═════ EXCERPTED PASSAGE

Nominal Bearing Strength
Per AISC 360-22 J3.10, for standard, oversized, and short-slotted holes loaded in any direction:
$$R_n = 1.2 \times l_c \times t \times F_u \leq 2.4 \times d \times t \times F_u$$
Where:
- $l_c$ = clear distance between edge of hole and edge of adjacent hole or edge of material (in direction of force)
- $t$ = thickness of connected material
- $F_u$ = specified minimum tensile strength of connected material
- $d$ = nominal bolt diameter
For long-slotted holes perpendicular to the load:
$$R_n = 1.0 \times l_c \times t \times F_u \leq 2.0 \times d \times t \times F_u$$
Bearing vs. Tearout
The $1.2 l_c t F_u$ term covers tearout (shear rupture along two parallel lines from the bolt hole to the plate edge). The $2.4 d t F_u$ term is the upper bound for pure bearing (crushing of the plate in front of the bolt). The controlling value is the lesser of the two.
Worked Example — Bearing, 10mm Plate, A36 Steel
For an M20 bolt in a 10 mm thick A36 plate ($F_u = 400$ MPa), with 40 mm edge distance and 70 mm bolt spacing:
- $d = 20$ mm, hole diameter $d_h = 22$ mm
- $l_c$ (edge bolt) = $40 - 22/2$ = 29 mm
- $l_c$ (interior bolt) = $70 - 22$ = 48 mm
- Interior governs: $l_c = 29$ mm (edge bolt)
- $R_n = 1.2 \times 29 \times 10 \times 400 = 139,200$ N = 139.2 kN
- Upper bound: $2.4 \times 20 \times 10 \times 400 = 192,000$ N = 192.0 kN
- Bearing controls: $R_n = \mathbf{139.2\text{ kN}}$ per bolt
- LRFD: $\phi R_n = 0.75 \times 139.2 = \mathbf{104.4\text{ kN}}$
Bolt Tension Capacity — AISC 360-22 Section J3.6
Nominal Tension Strength
For bolts in direct tension:
$$R_n = F_{nt} \times A_b$$
Where $F_{nt} = 0.75 \times F_u$ from Table J3.2 (90 ksi / 621 MPa for Group A bolts).
- For M20 Grade 8.8: $R_n = 0.75 \times 800 \times 314 = 188,400$ N = 188.4 kN
- LRFD: $\phi R_n = 0.75 \times 188.4 = \mathbf{141.3\text{ kN}}$
The tension capacity is typically higher than the shear capacity for the same bolt, which is why shear often governs connection design.
Combined Shear and Tension — AISC 360-22 Section J3.7
When a bolt is subjected to both shear and tension simultaneously (common in moment connections with prying), an interaction check is required.
Per AISC 360-22 J3.7:
$$\frac{V_u}{\phi R_{nv}} + \frac{T_u}{\phi R_{nt}} \leq 1.0$$
Where $V_u$ and $T_u$ are the required shear and tension forces, and $R_{nv}$ and $R_{nt}$ are the nominal shear and tension strengths.

══════════
═════ GIVEN INFORMATION

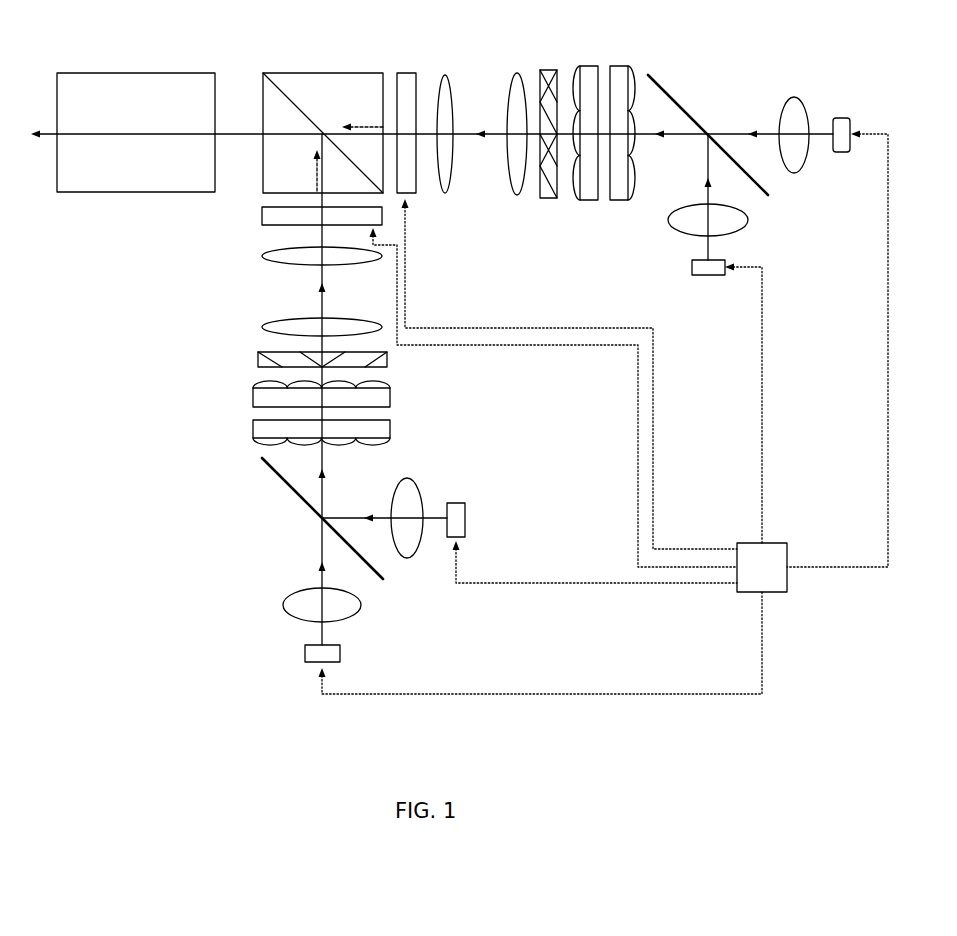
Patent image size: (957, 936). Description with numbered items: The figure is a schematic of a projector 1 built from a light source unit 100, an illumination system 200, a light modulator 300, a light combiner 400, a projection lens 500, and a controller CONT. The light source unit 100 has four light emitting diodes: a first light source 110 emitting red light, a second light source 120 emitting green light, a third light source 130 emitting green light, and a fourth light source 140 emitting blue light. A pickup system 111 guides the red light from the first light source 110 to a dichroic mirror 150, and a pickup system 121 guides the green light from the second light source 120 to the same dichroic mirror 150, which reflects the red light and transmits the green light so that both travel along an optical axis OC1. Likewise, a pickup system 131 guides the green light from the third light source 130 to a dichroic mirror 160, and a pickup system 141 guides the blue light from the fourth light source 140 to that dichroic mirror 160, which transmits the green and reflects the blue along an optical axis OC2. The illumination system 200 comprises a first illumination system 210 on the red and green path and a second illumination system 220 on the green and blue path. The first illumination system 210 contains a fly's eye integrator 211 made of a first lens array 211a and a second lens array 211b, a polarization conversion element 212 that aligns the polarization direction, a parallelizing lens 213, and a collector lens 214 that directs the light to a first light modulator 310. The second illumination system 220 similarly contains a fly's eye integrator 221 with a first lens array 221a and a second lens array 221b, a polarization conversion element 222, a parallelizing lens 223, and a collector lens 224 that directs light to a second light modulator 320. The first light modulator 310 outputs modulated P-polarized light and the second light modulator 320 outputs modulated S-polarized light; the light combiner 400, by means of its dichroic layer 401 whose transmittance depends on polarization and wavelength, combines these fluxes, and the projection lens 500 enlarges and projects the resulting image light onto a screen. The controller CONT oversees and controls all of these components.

The projector 1 is at (572, 407).
The light source unit 100 is at (547, 357).
The first light source 110 is at (708, 281).
The pickup system 111 is at (731, 224).
The second light source 120 is at (841, 156).
The pickup system 121 is at (794, 100).
The third light source 130 is at (344, 652).
The pickup system 131 is at (290, 603).
The fourth light source 140 is at (468, 518).
The pickup system 141 is at (412, 490).
The dichroic mirror 150 is at (670, 97).
The dichroic mirror 160 is at (286, 479).
The illumination system 200 is at (399, 230).
The first illumination system 210 is at (550, 157).
The fly's eye integrator 211 is at (609, 179).
The first lens array 211a is at (619, 203).
The second lens array 211b is at (587, 203).
The polarization conversion element 212 is at (549, 75).
The parallelizing lens 213 is at (514, 82).
The collector lens 214 is at (445, 78).
The second illumination system 220 is at (347, 346).
The fly's eye integrator 221 is at (261, 413).
The first lens array 221a is at (256, 432).
The second lens array 221b is at (256, 397).
The polarization conversion element 222 is at (262, 362).
The parallelizing lens 223 is at (268, 332).
The collector lens 224 is at (281, 258).
The light modulator 300 is at (333, 139).
The first light modulator 310 is at (405, 72).
The second light modulator 320 is at (262, 215).
The light combiner 400 is at (323, 103).
The dichroic layer 401 is at (302, 90).
The projection lens 500 is at (140, 82).
The optical axis OC1 is at (686, 142).
The optical axis OC2 is at (326, 501).
The controller CONT is at (790, 586).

══════════

## WRITTEN PROBLEM A
In the bolt strength excerpt, what does the $2.4 d t F_u$ term represent?
## WRITTEN PROBLEM B
Write out the part of the bolt strength excerpt starting with "- $t$ = thickness" and going on through "of the two.".

## TASK SOLUTION A
It is the upper bound for pure bearing, meaning crushing of the plate in front of the bolt.

## TASK SOLUTION B
- $t$ = thickness of connected material
- $F_u$ = specified minimum tensile strength of connected material
- $d$ = nominal bolt diameter
For long-slotted holes perpendicular to the load:
$$R_n = 1.0 \times l_c \times t \times F_u \leq 2.0 \times d \times t \times F_u$$
Bearing vs. Tearout
The $1.2 l_c t F_u$ term covers tearout (shear rupture along two parallel lines from the bolt hole to the plate edge). The $2.4 d t F_u$ term is the upper bound for pure bearing (crushing of the plate in front of the bolt). The controlling value is the lesser of the two.